▶ **Request**
Print the listing that follows, character for character.
start Data shown
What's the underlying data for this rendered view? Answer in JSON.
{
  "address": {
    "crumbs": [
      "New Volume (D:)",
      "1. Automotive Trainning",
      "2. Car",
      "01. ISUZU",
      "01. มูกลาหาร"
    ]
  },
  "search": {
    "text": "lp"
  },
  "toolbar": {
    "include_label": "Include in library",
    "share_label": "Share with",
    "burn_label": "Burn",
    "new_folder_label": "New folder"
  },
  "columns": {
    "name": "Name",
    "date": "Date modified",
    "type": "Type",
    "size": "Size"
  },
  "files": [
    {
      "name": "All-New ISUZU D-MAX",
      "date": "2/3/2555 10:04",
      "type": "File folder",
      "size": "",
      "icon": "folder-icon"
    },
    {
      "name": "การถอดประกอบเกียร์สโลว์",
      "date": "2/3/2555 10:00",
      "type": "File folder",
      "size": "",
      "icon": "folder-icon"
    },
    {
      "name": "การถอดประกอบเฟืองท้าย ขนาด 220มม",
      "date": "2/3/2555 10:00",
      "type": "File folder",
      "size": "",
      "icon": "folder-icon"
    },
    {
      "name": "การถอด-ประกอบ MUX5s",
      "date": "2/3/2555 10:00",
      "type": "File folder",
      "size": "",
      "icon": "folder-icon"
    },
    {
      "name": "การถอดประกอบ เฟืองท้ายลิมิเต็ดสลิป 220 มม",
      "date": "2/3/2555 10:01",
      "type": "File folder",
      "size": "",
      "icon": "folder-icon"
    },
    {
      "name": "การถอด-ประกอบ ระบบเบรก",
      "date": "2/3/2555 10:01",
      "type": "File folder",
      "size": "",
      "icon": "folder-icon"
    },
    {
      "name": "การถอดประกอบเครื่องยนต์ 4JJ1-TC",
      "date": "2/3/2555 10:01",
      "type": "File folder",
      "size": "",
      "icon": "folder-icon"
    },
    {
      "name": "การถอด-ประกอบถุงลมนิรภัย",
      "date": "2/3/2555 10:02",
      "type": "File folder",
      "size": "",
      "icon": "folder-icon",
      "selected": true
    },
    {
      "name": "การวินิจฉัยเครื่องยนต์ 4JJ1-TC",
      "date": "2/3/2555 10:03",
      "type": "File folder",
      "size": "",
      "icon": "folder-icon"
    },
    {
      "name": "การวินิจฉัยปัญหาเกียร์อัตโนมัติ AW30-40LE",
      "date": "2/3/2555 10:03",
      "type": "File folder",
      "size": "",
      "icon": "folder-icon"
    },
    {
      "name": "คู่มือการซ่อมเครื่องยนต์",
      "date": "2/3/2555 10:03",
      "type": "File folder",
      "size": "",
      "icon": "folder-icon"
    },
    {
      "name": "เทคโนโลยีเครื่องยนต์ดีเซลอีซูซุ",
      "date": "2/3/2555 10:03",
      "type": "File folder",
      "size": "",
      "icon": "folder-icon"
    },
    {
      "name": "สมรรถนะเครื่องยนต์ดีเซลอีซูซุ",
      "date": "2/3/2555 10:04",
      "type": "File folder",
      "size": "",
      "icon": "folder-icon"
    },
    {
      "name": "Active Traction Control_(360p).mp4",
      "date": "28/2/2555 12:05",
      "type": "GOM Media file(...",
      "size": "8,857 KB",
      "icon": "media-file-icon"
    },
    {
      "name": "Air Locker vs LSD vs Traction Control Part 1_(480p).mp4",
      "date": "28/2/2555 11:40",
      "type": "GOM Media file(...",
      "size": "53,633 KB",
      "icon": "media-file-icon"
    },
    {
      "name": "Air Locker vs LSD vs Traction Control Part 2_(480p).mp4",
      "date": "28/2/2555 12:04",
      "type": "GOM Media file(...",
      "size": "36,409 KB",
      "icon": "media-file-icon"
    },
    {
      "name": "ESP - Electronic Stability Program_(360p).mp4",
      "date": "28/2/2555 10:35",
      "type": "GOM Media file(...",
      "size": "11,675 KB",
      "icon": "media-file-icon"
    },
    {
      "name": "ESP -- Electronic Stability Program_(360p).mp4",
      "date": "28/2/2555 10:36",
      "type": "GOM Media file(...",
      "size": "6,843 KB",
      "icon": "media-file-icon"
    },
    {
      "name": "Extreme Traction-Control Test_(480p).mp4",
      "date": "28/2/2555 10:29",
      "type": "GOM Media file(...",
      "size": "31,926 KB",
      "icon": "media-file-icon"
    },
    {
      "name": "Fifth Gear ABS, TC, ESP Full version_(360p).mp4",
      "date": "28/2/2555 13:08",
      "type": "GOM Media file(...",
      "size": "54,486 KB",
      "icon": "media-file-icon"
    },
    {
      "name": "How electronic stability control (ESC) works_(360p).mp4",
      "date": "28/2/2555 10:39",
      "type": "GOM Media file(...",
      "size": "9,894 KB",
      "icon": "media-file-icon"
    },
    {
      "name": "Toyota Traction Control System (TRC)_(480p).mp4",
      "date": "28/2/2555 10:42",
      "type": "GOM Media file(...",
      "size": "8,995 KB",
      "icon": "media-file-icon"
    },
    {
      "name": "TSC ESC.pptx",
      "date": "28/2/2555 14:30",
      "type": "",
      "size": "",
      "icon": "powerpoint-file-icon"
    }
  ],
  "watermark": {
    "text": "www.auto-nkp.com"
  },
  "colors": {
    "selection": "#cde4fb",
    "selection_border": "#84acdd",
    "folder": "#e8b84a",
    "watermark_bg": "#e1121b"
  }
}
end Data shown
▶ **Result for this task**
What's the underlying data for this rendered view? Answer in JSON.
{
  "address": {
    "crumbs": [
      "New Volume (D:)",
      "1. Automotive Trainning",
      "2. Car",
      "01. ISUZU",
      "01. มูกลาหาร"
    ]
  },
  "search": {
    "text": "lp"
  },
  "toolbar": {
    "include_label": "Include in library",
    "share_label": "Share with",
    "burn_label": "Burn",
    "new_folder_label": "New folder"
  },
  "columns": {
    "name": "Name",
    "date": "Date modified",
    "type": "Type",
    "size": "Size"
  },
  "files": [
    {
      "name": "All-New ISUZU D-MAX",
      "date": "2/3/2555 10:04",
      "type": "File folder",
      "size": "",
      "icon": "folder-icon"
    },
    {
      "name": "การถอดประกอบเกียร์สโลว์",
      "date": "2/3/2555 10:00",
      "type": "File folder",
      "size": "",
      "icon": "folder-icon"
    },
    {
      "name": "การถอดประกอบเฟืองท้าย ขนาด 220มม",
      "date": "2/3/2555 10:00",
      "type": "File folder",
      "size": "",
      "icon": "folder-icon"
    },
    {
      "name": "การถอด-ประกอบ MUX5s",
      "date": "2/3/2555 10:00",
      "type": "File folder",
      "size": "",
      "icon": "folder-icon"
    },
    {
      "name": "การถอดประกอบ เฟืองท้ายลิมิเต็ดสลิป 220 มม",
      "date": "2/3/2555 10:01",
      "type": "File folder",
      "size": "",
      "icon": "folder-icon"
    },
    {
      "name": "การถอด-ประกอบ ระบบเบรก",
      "date": "2/3/2555 10:01",
      "type": "File folder",
      "size": "",
      "icon": "folder-icon"
    },
    {
      "name": "การถอดประกอบเครื่องยนต์ 4JJ1-TC",
      "date": "2/3/2555 10:01",
      "type": "File folder",
      "size": "",
      "icon": "folder-icon"
    },
    {
      "name": "การถอด-ประกอบถุงลมนิรภัย",
      "date": "2/3/2555 10:02",
      "type": "File folder",
      "size": "",
      "icon": "folder-icon",
      "selected": true
    },
    {
      "name": "การวินิจฉัยเครื่องยนต์ 4JJ1-TC",
      "date": "2/3/2555 10:03",
      "type": "File folder",
      "size": "",
      "icon": "folder-icon"
    },
    {
      "name": "การวินิจฉัยปัญหาเกียร์อัตโนมัติ AW30-40LE",
      "date": "2/3/2555 10:03",
      "type": "File folder",
      "size": "",
      "icon": "folder-icon"
    },
    {
      "name": "คู่มือการซ่อมเครื่องยนต์",
      "date": "2/3/2555 10:03",
      "type": "File folder",
      "size": "",
      "icon": "folder-icon"
    },
    {
      "name": "เทคโนโลยีเครื่องยนต์ดีเซลอีซูซุ",
      "date": "2/3/2555 10:03",
      "type": "File folder",
      "size": "",
      "icon": "folder-icon"
    },
    {
      "name": "สมรรถนะเครื่องยนต์ดีเซลอีซูซุ",
      "date": "2/3/2555 10:04",
      "type": "File folder",
      "size": "",
      "icon": "folder-icon"
    },
    {
      "name": "Active Traction Control_(360p).mp4",
      "date": "28/2/2555 12:05",
      "type": "GOM Media file(...",
      "size": "8,857 KB",
      "icon": "media-file-icon"
    },
    {
      "name": "Air Locker vs LSD vs Traction Control Part 1_(480p).mp4",
      "date": "28/2/2555 11:40",
      "type": "GOM Media file(...",
      "size": "53,633 KB",
      "icon": "media-file-icon"
    },
    {
      "name": "Air Locker vs LSD vs Traction Control Part 2_(480p).mp4",
      "date": "28/2/2555 12:04",
      "type": "GOM Media file(...",
      "size": "36,409 KB",
      "icon": "media-file-icon"
    },
    {
      "name": "ESP - Electronic Stability Program_(360p).mp4",
      "date": "28/2/2555 10:35",
      "type": "GOM Media file(...",
      "size": "11,675 KB",
      "icon": "media-file-icon"
    },
    {
      "name": "ESP -- Electronic Stability Program_(360p).mp4",
      "date": "28/2/2555 10:36",
      "type": "GOM Media file(...",
      "size": "6,843 KB",
      "icon": "media-file-icon"
    },
    {
      "name": "Extreme Traction-Control Test_(480p).mp4",
      "date": "28/2/2555 10:29",
      "type": "GOM Media file(...",
      "size": "31,926 KB",
      "icon": "media-file-icon"
    },
    {
      "name": "Fifth Gear ABS, TC, ESP Full version_(360p).mp4",
      "date": "28/2/2555 13:08",
      "type": "GOM Media file(...",
      "size": "54,486 KB",
      "icon": "media-file-icon"
    },
    {
      "name": "How electronic stability control (ESC) works_(360p).mp4",
      "date": "28/2/2555 10:39",
      "type": "GOM Media file(...",
      "size": "9,894 KB",
      "icon": "media-file-icon"
    },
    {
      "name": "Toyota Traction Control System (TRC)_(480p).mp4",
      "date": "28/2/2555 10:42",
      "type": "GOM Media file(...",
      "size": "8,995 KB",
      "icon": "media-file-icon"
    },
    {
      "name": "TSC ESC.pptx",
      "date": "28/2/2555 14:30",
      "type": "",
      "size": "",
      "icon": "powerpoint-file-icon"
    }
  ],
  "watermark": {
    "text": "www.auto-nkp.com"
  },
  "colors": {
    "selection": "#cde4fb",
    "selection_border": "#84acdd",
    "folder": "#e8b84a",
    "watermark_bg": "#e1121b"
  }
}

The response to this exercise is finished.